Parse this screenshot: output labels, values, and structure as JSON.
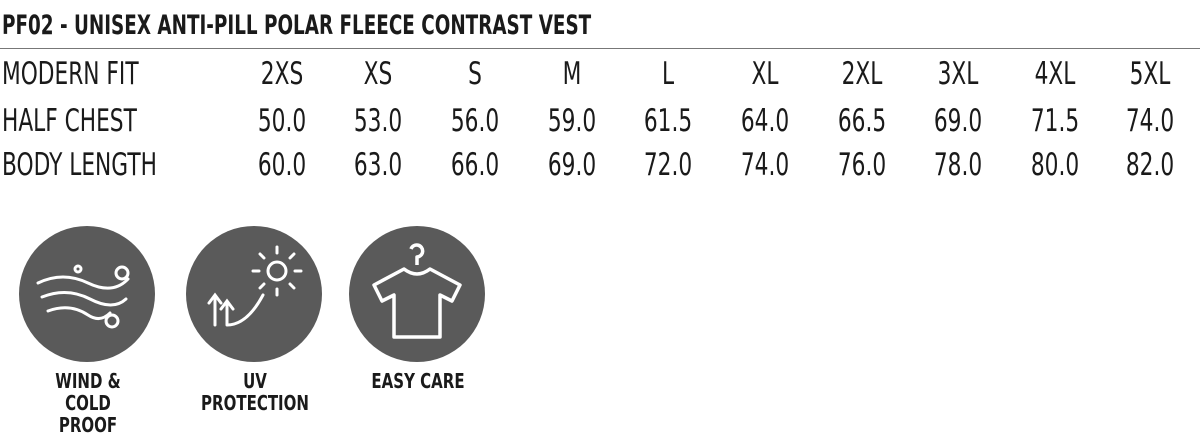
{
  "header": {
    "title": "PF02 - UNISEX ANTI-PILL POLAR FLEECE CONTRAST VEST"
  },
  "table": {
    "rows": [
      [
        "MODERN FIT",
        "2XS",
        "XS",
        "S",
        "M",
        "L",
        "XL",
        "2XL",
        "3XL",
        "4XL",
        "5XL"
      ],
      [
        "HALF CHEST",
        "50.0",
        "53.0",
        "56.0",
        "59.0",
        "61.5",
        "64.0",
        "66.5",
        "69.0",
        "71.5",
        "74.0"
      ],
      [
        "BODY LENGTH",
        "60.0",
        "63.0",
        "66.0",
        "69.0",
        "72.0",
        "74.0",
        "76.0",
        "78.0",
        "80.0",
        "82.0"
      ]
    ]
  },
  "features": [
    {
      "label": "WIND & COLD PROOF"
    },
    {
      "label": "UV PROTECTION"
    },
    {
      "label": "EASY CARE"
    }
  ]
}
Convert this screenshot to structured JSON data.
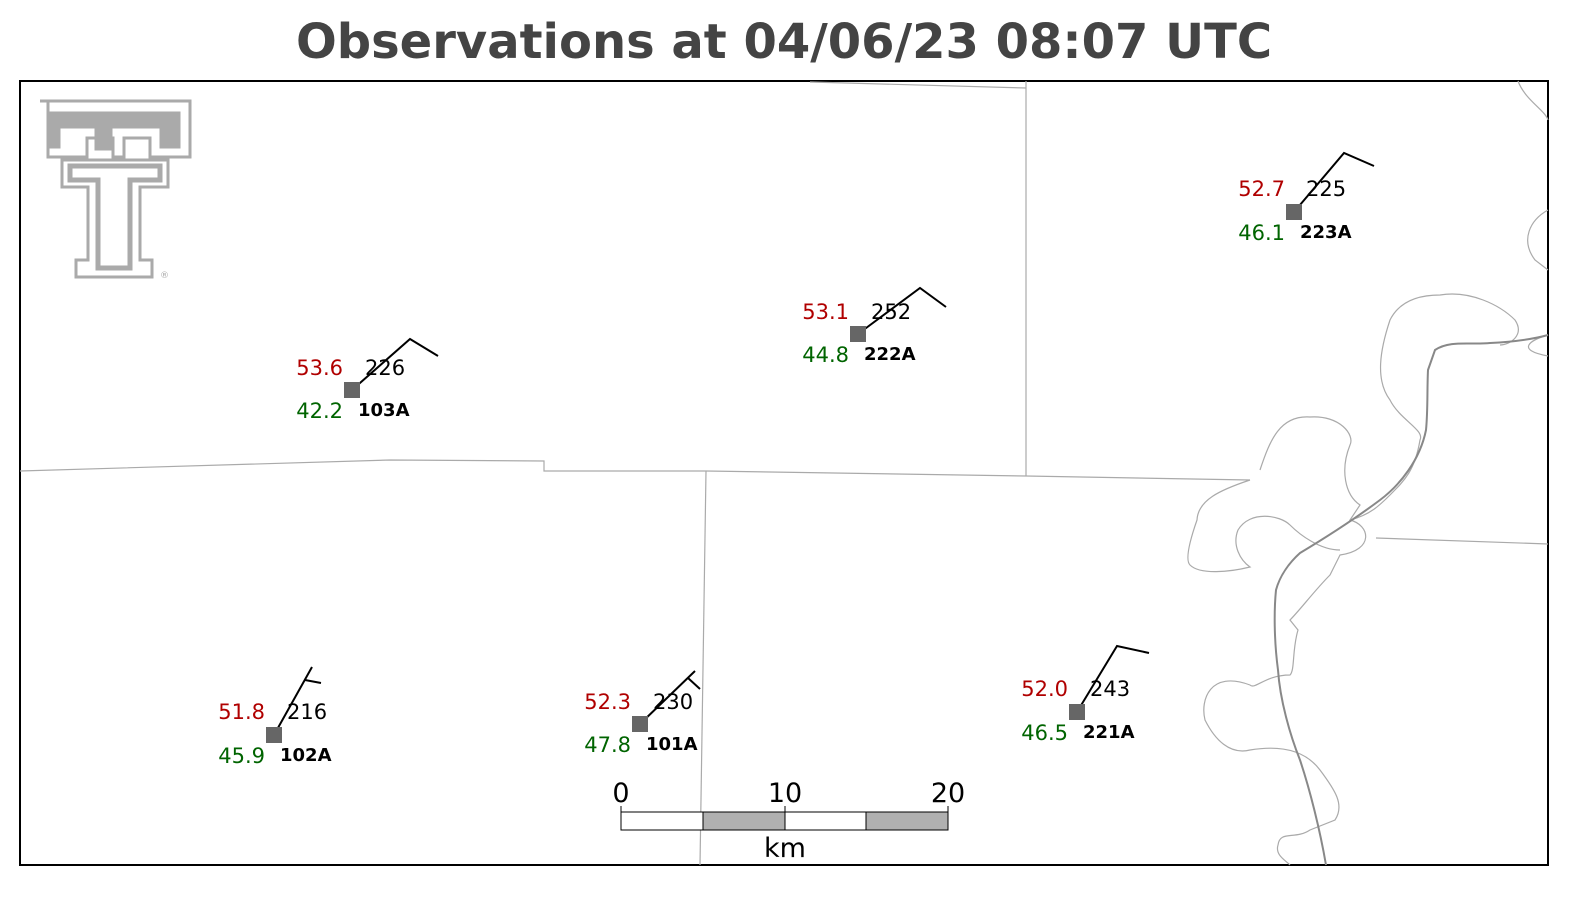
{
  "header": {
    "title": "Observations at 04/06/23 08:07 UTC"
  },
  "stations": [
    {
      "id": "103A",
      "temperature": "53.6",
      "dewpoint": "42.2",
      "pressure": "226"
    },
    {
      "id": "222A",
      "temperature": "53.1",
      "dewpoint": "44.8",
      "pressure": "252"
    },
    {
      "id": "223A",
      "temperature": "52.7",
      "dewpoint": "46.1",
      "pressure": "225"
    },
    {
      "id": "102A",
      "temperature": "51.8",
      "dewpoint": "45.9",
      "pressure": "216"
    },
    {
      "id": "101A",
      "temperature": "52.3",
      "dewpoint": "47.8",
      "pressure": "230"
    },
    {
      "id": "221A",
      "temperature": "52.0",
      "dewpoint": "46.5",
      "pressure": "243"
    }
  ],
  "scale_bar": {
    "ticks": [
      "0",
      "10",
      "20"
    ],
    "unit": "km"
  }
}
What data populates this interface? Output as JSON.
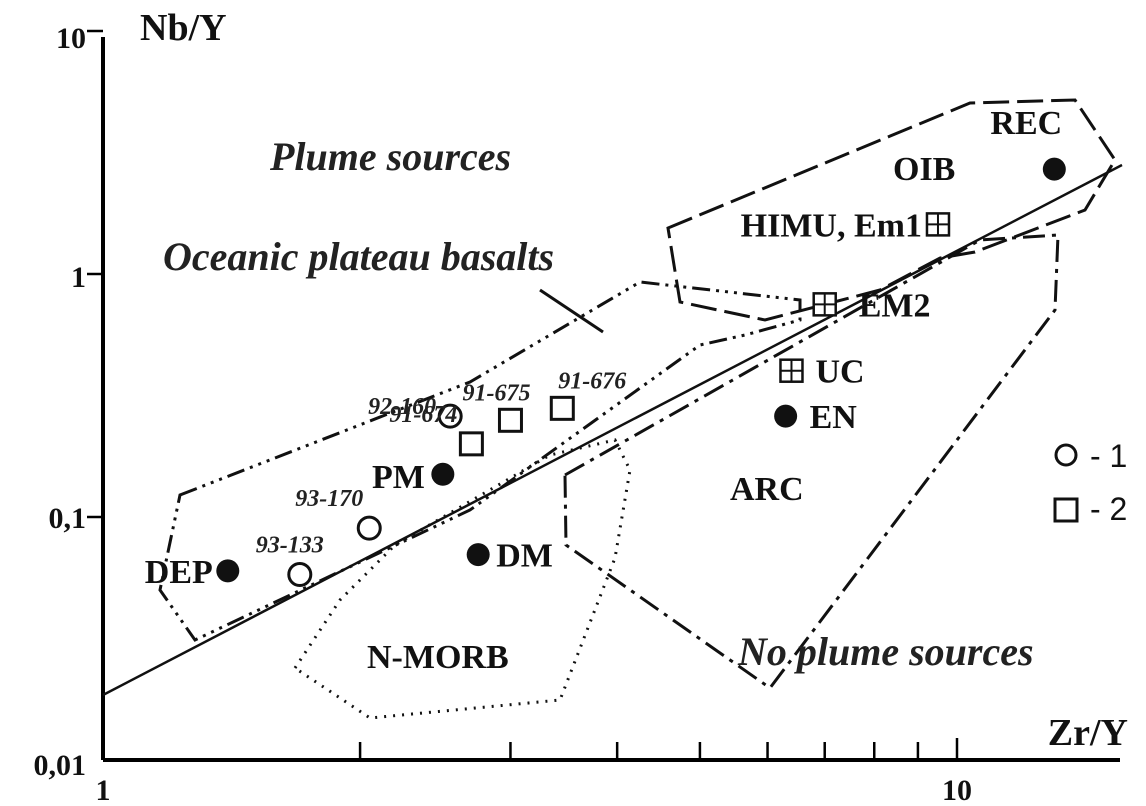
{
  "chart_data": {
    "type": "scatter",
    "xscale": "log",
    "yscale": "log",
    "xlim": [
      1,
      20
    ],
    "ylim": [
      0.01,
      10
    ],
    "xlabel": "Zr/Y",
    "ylabel": "Nb/Y",
    "x_tick_labels": [
      "1",
      "10"
    ],
    "y_tick_labels": [
      "0,01",
      "0,1",
      "1",
      "10"
    ],
    "regions": [
      {
        "label": "Plume sources"
      },
      {
        "label": "No plume sources"
      },
      {
        "label": "Oceanic plateau basalts"
      },
      {
        "label": "OIB"
      },
      {
        "label": "ARC"
      },
      {
        "label": "N-MORB"
      }
    ],
    "reference_points": [
      {
        "label": "REC",
        "x": 13.0,
        "y": 2.7
      },
      {
        "label": "EN",
        "x": 6.3,
        "y": 0.26
      },
      {
        "label": "PM",
        "x": 2.5,
        "y": 0.15
      },
      {
        "label": "DM",
        "x": 2.75,
        "y": 0.07
      },
      {
        "label": "DEP",
        "x": 1.4,
        "y": 0.06
      }
    ],
    "crust_points": [
      {
        "label": "HIMU, Em1",
        "x": 9.5,
        "y": 1.6
      },
      {
        "label": "EM2",
        "x": 7.0,
        "y": 0.75
      },
      {
        "label": "UC",
        "x": 6.4,
        "y": 0.4
      }
    ],
    "samples": [
      {
        "label": "92-160",
        "x": 2.55,
        "y": 0.26,
        "symbol": "circle"
      },
      {
        "label": "93-170",
        "x": 2.05,
        "y": 0.09,
        "symbol": "circle"
      },
      {
        "label": "93-133",
        "x": 1.7,
        "y": 0.058,
        "symbol": "circle"
      },
      {
        "label": "91-674",
        "x": 2.7,
        "y": 0.2,
        "symbol": "square"
      },
      {
        "label": "91-675",
        "x": 3.0,
        "y": 0.25,
        "symbol": "square"
      },
      {
        "label": "91-676",
        "x": 3.45,
        "y": 0.28,
        "symbol": "square"
      }
    ],
    "legend": [
      {
        "symbol": "circle",
        "label": "- 1"
      },
      {
        "symbol": "square",
        "label": "- 2"
      }
    ],
    "legend_position": "right",
    "grid": false
  }
}
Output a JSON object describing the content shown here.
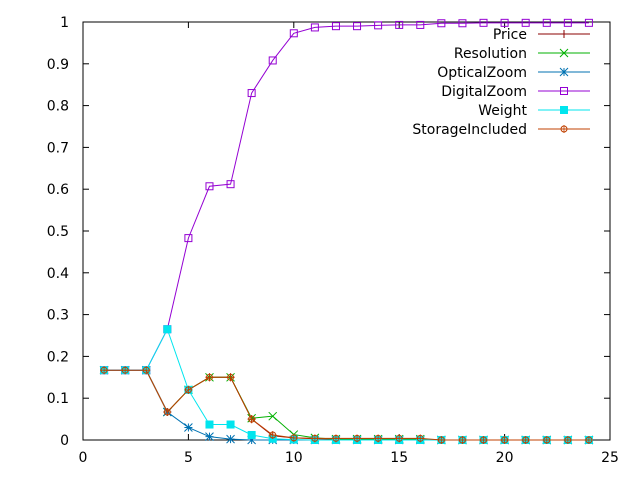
{
  "chart_data": {
    "type": "line",
    "title": "",
    "xlabel": "",
    "ylabel": "",
    "xlim": [
      0,
      25
    ],
    "ylim": [
      0,
      1
    ],
    "x_ticks": [
      "0",
      "5",
      "10",
      "15",
      "20",
      "25"
    ],
    "y_ticks": [
      "0",
      "0.1",
      "0.2",
      "0.3",
      "0.4",
      "0.5",
      "0.6",
      "0.7",
      "0.8",
      "0.9",
      "1"
    ],
    "grid": false,
    "legend_position": "top-right",
    "x": [
      1,
      2,
      3,
      4,
      5,
      6,
      7,
      8,
      9,
      10,
      11,
      12,
      13,
      14,
      15,
      16,
      17,
      18,
      19,
      20,
      21,
      22,
      23,
      24
    ],
    "series": [
      {
        "name": "Price",
        "color": "#8b0000",
        "marker": "plus",
        "values": [
          0.167,
          0.167,
          0.167,
          0.067,
          0.12,
          0.15,
          0.15,
          0.05,
          0.01,
          0.005,
          0.003,
          0.002,
          0.002,
          0.002,
          0.002,
          0.002,
          0,
          0,
          0,
          0,
          0,
          0,
          0,
          0
        ]
      },
      {
        "name": "Resolution",
        "color": "#00b000",
        "marker": "cross",
        "values": [
          0.167,
          0.167,
          0.167,
          0.067,
          0.12,
          0.15,
          0.15,
          0.052,
          0.057,
          0.013,
          0.005,
          0.002,
          0.002,
          0.002,
          0.002,
          0.002,
          0,
          0,
          0,
          0,
          0,
          0,
          0,
          0
        ]
      },
      {
        "name": "OpticalZoom",
        "color": "#0072b2",
        "marker": "star",
        "values": [
          0.167,
          0.167,
          0.167,
          0.067,
          0.03,
          0.008,
          0.002,
          0,
          0,
          0,
          0,
          0,
          0,
          0,
          0,
          0,
          0,
          0,
          0,
          0,
          0,
          0,
          0,
          0
        ]
      },
      {
        "name": "DigitalZoom",
        "color": "#9400d3",
        "marker": "square-open",
        "values": [
          0.167,
          0.167,
          0.167,
          0.265,
          0.483,
          0.607,
          0.612,
          0.83,
          0.908,
          0.973,
          0.987,
          0.99,
          0.99,
          0.992,
          0.993,
          0.993,
          0.997,
          0.997,
          0.998,
          0.998,
          0.998,
          0.998,
          0.998,
          0.998
        ]
      },
      {
        "name": "Weight",
        "color": "#00e5ee",
        "marker": "square-filled",
        "values": [
          0.167,
          0.167,
          0.167,
          0.265,
          0.12,
          0.037,
          0.037,
          0.012,
          0.003,
          0.001,
          0,
          0,
          0,
          0,
          0,
          0,
          0,
          0,
          0,
          0,
          0,
          0,
          0,
          0
        ]
      },
      {
        "name": "StorageIncluded",
        "color": "#c04000",
        "marker": "circle-dot",
        "values": [
          0.167,
          0.167,
          0.167,
          0.067,
          0.12,
          0.15,
          0.15,
          0.05,
          0.012,
          0.005,
          0.004,
          0.004,
          0.004,
          0.004,
          0.004,
          0.004,
          0,
          0,
          0,
          0,
          0,
          0,
          0,
          0
        ]
      }
    ]
  }
}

» Work to do
Repeat everything in the records precisely. Images are excluded from the copy.

» Answer in full
Parse this screenshot: output labels, values, and structure as JSON.
{
  "header": {
    "title": "PF02 - UNISEX ANTI-PILL POLAR FLEECE CONTRAST VEST"
  },
  "table": {
    "rows": [
      [
        "MODERN FIT",
        "2XS",
        "XS",
        "S",
        "M",
        "L",
        "XL",
        "2XL",
        "3XL",
        "4XL",
        "5XL"
      ],
      [
        "HALF CHEST",
        "50.0",
        "53.0",
        "56.0",
        "59.0",
        "61.5",
        "64.0",
        "66.5",
        "69.0",
        "71.5",
        "74.0"
      ],
      [
        "BODY LENGTH",
        "60.0",
        "63.0",
        "66.0",
        "69.0",
        "72.0",
        "74.0",
        "76.0",
        "78.0",
        "80.0",
        "82.0"
      ]
    ]
  },
  "features": [
    {
      "label": "WIND & COLD PROOF"
    },
    {
      "label": "UV PROTECTION"
    },
    {
      "label": "EASY CARE"
    }
  ]
}
Convert this screenshot to structured JSON data.
{
  "header": {
    "title": "Observations at 04/06/23 08:07 UTC"
  },
  "stations": [
    {
      "id": "103A",
      "temperature": "53.6",
      "dewpoint": "42.2",
      "pressure": "226"
    },
    {
      "id": "222A",
      "temperature": "53.1",
      "dewpoint": "44.8",
      "pressure": "252"
    },
    {
      "id": "223A",
      "temperature": "52.7",
      "dewpoint": "46.1",
      "pressure": "225"
    },
    {
      "id": "102A",
      "temperature": "51.8",
      "dewpoint": "45.9",
      "pressure": "216"
    },
    {
      "id": "101A",
      "temperature": "52.3",
      "dewpoint": "47.8",
      "pressure": "230"
    },
    {
      "id": "221A",
      "temperature": "52.0",
      "dewpoint": "46.5",
      "pressure": "243"
    }
  ],
  "scale_bar": {
    "ticks": [
      "0",
      "10",
      "20"
    ],
    "unit": "km"
  }
}
What data populates this interface? Output as JSON.
{
  "chart_data": {
    "type": "scatter",
    "xscale": "log",
    "yscale": "log",
    "xlim": [
      1,
      20
    ],
    "ylim": [
      0.01,
      10
    ],
    "xlabel": "Zr/Y",
    "ylabel": "Nb/Y",
    "x_tick_labels": [
      "1",
      "10"
    ],
    "y_tick_labels": [
      "0,01",
      "0,1",
      "1",
      "10"
    ],
    "regions": [
      {
        "label": "Plume sources"
      },
      {
        "label": "No plume sources"
      },
      {
        "label": "Oceanic plateau basalts"
      },
      {
        "label": "OIB"
      },
      {
        "label": "ARC"
      },
      {
        "label": "N-MORB"
      }
    ],
    "reference_points": [
      {
        "label": "REC",
        "x": 13.0,
        "y": 2.7
      },
      {
        "label": "EN",
        "x": 6.3,
        "y": 0.26
      },
      {
        "label": "PM",
        "x": 2.5,
        "y": 0.15
      },
      {
        "label": "DM",
        "x": 2.75,
        "y": 0.07
      },
      {
        "label": "DEP",
        "x": 1.4,
        "y": 0.06
      }
    ],
    "crust_points": [
      {
        "label": "HIMU, Em1",
        "x": 9.5,
        "y": 1.6
      },
      {
        "label": "EM2",
        "x": 7.0,
        "y": 0.75
      },
      {
        "label": "UC",
        "x": 6.4,
        "y": 0.4
      }
    ],
    "samples": [
      {
        "label": "92-160",
        "x": 2.55,
        "y": 0.26,
        "symbol": "circle"
      },
      {
        "label": "93-170",
        "x": 2.05,
        "y": 0.09,
        "symbol": "circle"
      },
      {
        "label": "93-133",
        "x": 1.7,
        "y": 0.058,
        "symbol": "circle"
      },
      {
        "label": "91-674",
        "x": 2.7,
        "y": 0.2,
        "symbol": "square"
      },
      {
        "label": "91-675",
        "x": 3.0,
        "y": 0.25,
        "symbol": "square"
      },
      {
        "label": "91-676",
        "x": 3.45,
        "y": 0.28,
        "symbol": "square"
      }
    ],
    "legend": [
      {
        "symbol": "circle",
        "label": "- 1"
      },
      {
        "symbol": "square",
        "label": "- 2"
      }
    ],
    "legend_position": "right",
    "grid": false
  }
}
Output a JSON object describing the content shown here.
{
  "chart_data": {
    "type": "line",
    "title": "",
    "xlabel": "",
    "ylabel": "",
    "xlim": [
      0,
      25
    ],
    "ylim": [
      0,
      1
    ],
    "x_ticks": [
      "0",
      "5",
      "10",
      "15",
      "20",
      "25"
    ],
    "y_ticks": [
      "0",
      "0.1",
      "0.2",
      "0.3",
      "0.4",
      "0.5",
      "0.6",
      "0.7",
      "0.8",
      "0.9",
      "1"
    ],
    "grid": false,
    "legend_position": "top-right",
    "x": [
      1,
      2,
      3,
      4,
      5,
      6,
      7,
      8,
      9,
      10,
      11,
      12,
      13,
      14,
      15,
      16,
      17,
      18,
      19,
      20,
      21,
      22,
      23,
      24
    ],
    "series": [
      {
        "name": "Price",
        "color": "#8b0000",
        "marker": "plus",
        "values": [
          0.167,
          0.167,
          0.167,
          0.067,
          0.12,
          0.15,
          0.15,
          0.05,
          0.01,
          0.005,
          0.003,
          0.002,
          0.002,
          0.002,
          0.002,
          0.002,
          0,
          0,
          0,
          0,
          0,
          0,
          0,
          0
        ]
      },
      {
        "name": "Resolution",
        "color": "#00b000",
        "marker": "cross",
        "values": [
          0.167,
          0.167,
          0.167,
          0.067,
          0.12,
          0.15,
          0.15,
          0.052,
          0.057,
          0.013,
          0.005,
          0.002,
          0.002,
          0.002,
          0.002,
          0.002,
          0,
          0,
          0,
          0,
          0,
          0,
          0,
          0
        ]
      },
      {
        "name": "OpticalZoom",
        "color": "#0072b2",
        "marker": "star",
        "values": [
          0.167,
          0.167,
          0.167,
          0.067,
          0.03,
          0.008,
          0.002,
          0,
          0,
          0,
          0,
          0,
          0,
          0,
          0,
          0,
          0,
          0,
          0,
          0,
          0,
          0,
          0,
          0
        ]
      },
      {
        "name": "DigitalZoom",
        "color": "#9400d3",
        "marker": "square-open",
        "values": [
          0.167,
          0.167,
          0.167,
          0.265,
          0.483,
          0.607,
          0.612,
          0.83,
          0.908,
          0.973,
          0.987,
          0.99,
          0.99,
          0.992,
          0.993,
          0.993,
          0.997,
          0.997,
          0.998,
          0.998,
          0.998,
          0.998,
          0.998,
          0.998
        ]
      },
      {
        "name": "Weight",
        "color": "#00e5ee",
        "marker": "square-filled",
        "values": [
          0.167,
          0.167,
          0.167,
          0.265,
          0.12,
          0.037,
          0.037,
          0.012,
          0.003,
          0.001,
          0,
          0,
          0,
          0,
          0,
          0,
          0,
          0,
          0,
          0,
          0,
          0,
          0,
          0
        ]
      },
      {
        "name": "StorageIncluded",
        "color": "#c04000",
        "marker": "circle-dot",
        "values": [
          0.167,
          0.167,
          0.167,
          0.067,
          0.12,
          0.15,
          0.15,
          0.05,
          0.012,
          0.005,
          0.004,
          0.004,
          0.004,
          0.004,
          0.004,
          0.004,
          0,
          0,
          0,
          0,
          0,
          0,
          0,
          0
        ]
      }
    ]
  }
}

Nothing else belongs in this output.